▶ [WRITTEN PROBLEM]: Search the data for the string "subtitle" and gather each line it is in.

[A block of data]
______________________________
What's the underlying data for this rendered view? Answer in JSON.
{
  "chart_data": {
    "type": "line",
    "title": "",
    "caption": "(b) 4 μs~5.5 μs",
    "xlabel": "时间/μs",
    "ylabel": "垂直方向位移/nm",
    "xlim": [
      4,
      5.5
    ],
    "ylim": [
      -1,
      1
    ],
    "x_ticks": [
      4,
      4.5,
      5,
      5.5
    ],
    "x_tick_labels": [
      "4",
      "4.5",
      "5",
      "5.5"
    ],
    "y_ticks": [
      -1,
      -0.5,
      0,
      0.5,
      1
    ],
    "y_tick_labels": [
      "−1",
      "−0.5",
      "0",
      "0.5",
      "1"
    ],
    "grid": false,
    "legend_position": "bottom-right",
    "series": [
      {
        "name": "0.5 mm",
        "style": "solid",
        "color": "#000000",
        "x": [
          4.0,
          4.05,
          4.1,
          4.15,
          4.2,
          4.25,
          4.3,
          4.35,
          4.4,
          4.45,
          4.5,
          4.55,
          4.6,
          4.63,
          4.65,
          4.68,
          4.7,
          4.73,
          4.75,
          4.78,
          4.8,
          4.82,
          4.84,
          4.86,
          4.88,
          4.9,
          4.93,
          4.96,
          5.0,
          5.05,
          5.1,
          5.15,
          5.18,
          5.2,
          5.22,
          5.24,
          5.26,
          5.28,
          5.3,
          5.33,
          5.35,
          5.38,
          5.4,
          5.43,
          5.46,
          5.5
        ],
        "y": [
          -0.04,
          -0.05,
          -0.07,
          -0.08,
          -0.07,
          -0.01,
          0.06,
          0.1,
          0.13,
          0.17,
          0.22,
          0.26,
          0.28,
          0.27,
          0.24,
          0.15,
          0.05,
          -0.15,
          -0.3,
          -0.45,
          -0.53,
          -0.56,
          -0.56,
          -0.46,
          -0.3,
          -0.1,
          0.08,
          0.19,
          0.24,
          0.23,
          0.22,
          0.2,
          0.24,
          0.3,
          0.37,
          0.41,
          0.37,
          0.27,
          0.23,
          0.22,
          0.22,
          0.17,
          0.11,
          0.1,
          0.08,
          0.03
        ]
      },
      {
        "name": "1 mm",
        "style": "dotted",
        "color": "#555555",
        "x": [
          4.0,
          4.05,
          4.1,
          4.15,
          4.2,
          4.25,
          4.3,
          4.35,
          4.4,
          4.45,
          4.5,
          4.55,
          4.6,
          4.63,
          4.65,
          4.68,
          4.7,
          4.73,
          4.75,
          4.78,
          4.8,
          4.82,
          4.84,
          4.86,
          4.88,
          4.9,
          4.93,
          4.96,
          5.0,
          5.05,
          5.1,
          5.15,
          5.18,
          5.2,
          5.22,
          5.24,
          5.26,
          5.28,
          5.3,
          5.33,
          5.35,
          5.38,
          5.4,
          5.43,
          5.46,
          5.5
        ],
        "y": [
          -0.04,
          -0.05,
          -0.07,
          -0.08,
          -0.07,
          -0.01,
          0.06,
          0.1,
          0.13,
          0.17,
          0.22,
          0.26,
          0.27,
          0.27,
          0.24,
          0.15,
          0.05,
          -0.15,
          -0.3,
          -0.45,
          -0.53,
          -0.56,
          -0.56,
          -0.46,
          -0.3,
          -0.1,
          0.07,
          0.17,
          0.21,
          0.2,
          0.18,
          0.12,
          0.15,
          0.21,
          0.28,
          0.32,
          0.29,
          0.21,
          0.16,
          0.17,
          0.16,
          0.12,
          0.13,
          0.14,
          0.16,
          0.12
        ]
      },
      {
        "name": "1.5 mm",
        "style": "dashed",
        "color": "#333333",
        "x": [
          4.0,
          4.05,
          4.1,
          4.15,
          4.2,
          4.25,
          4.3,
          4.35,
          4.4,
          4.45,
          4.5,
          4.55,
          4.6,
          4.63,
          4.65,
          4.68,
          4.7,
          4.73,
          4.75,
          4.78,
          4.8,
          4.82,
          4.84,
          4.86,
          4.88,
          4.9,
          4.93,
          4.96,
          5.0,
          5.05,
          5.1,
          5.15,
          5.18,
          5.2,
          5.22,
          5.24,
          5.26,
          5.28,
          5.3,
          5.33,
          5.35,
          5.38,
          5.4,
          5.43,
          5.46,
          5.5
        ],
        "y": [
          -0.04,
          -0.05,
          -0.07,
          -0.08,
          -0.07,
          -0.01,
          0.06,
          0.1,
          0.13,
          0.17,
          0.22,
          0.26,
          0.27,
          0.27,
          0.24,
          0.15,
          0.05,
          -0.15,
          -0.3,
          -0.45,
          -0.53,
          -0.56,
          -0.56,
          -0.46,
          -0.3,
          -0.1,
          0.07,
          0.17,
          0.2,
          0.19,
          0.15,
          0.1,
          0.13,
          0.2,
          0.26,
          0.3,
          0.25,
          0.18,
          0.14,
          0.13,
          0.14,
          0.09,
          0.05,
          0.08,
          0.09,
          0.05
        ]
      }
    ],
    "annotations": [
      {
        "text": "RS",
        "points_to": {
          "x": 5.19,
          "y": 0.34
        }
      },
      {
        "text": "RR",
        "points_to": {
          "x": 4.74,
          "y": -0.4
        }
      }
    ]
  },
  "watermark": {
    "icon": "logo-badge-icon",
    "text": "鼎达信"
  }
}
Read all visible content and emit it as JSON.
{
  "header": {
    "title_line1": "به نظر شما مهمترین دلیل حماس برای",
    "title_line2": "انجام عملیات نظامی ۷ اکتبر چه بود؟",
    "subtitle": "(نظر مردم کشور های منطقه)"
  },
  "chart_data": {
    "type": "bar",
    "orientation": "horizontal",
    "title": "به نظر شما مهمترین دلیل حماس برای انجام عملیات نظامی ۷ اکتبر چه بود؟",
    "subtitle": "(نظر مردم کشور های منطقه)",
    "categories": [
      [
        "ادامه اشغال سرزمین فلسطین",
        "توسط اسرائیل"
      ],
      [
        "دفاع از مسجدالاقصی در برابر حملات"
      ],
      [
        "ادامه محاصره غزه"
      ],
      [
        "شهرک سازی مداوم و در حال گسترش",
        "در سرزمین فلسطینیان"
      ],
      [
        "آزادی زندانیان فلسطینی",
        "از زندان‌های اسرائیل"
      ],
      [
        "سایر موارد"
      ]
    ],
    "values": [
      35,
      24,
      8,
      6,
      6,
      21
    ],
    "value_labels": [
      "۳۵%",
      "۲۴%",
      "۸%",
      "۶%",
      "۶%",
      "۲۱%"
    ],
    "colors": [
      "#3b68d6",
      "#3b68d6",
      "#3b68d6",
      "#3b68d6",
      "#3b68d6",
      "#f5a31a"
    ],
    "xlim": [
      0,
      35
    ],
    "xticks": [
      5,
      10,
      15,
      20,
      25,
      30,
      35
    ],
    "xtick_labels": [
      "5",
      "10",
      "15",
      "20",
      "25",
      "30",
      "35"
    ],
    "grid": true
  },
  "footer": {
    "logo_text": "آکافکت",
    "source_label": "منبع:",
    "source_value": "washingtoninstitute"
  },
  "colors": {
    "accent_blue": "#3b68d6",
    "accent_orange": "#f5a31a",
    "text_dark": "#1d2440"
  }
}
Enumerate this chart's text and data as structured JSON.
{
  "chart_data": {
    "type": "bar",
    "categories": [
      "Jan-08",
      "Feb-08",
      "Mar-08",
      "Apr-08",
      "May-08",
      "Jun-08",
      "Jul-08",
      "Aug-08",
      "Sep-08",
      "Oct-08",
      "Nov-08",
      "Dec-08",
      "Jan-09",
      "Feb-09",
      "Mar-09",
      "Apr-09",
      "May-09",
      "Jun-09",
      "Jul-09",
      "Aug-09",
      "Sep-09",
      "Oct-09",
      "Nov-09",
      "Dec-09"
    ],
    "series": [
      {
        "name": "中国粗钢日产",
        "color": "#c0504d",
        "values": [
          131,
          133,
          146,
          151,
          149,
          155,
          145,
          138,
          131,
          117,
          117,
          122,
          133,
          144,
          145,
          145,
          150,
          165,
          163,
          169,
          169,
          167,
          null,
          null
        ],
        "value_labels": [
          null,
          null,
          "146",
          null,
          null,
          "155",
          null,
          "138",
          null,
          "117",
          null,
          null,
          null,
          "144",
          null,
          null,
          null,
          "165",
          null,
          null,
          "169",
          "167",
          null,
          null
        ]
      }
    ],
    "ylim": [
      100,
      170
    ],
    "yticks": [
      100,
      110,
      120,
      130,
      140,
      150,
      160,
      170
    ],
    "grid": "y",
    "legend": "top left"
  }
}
______________________________
▶ [REPLY]:
    "subtitle": "(نظر مردم کشور های منطقه)"
    "subtitle": "(نظر مردم کشور های منطقه)",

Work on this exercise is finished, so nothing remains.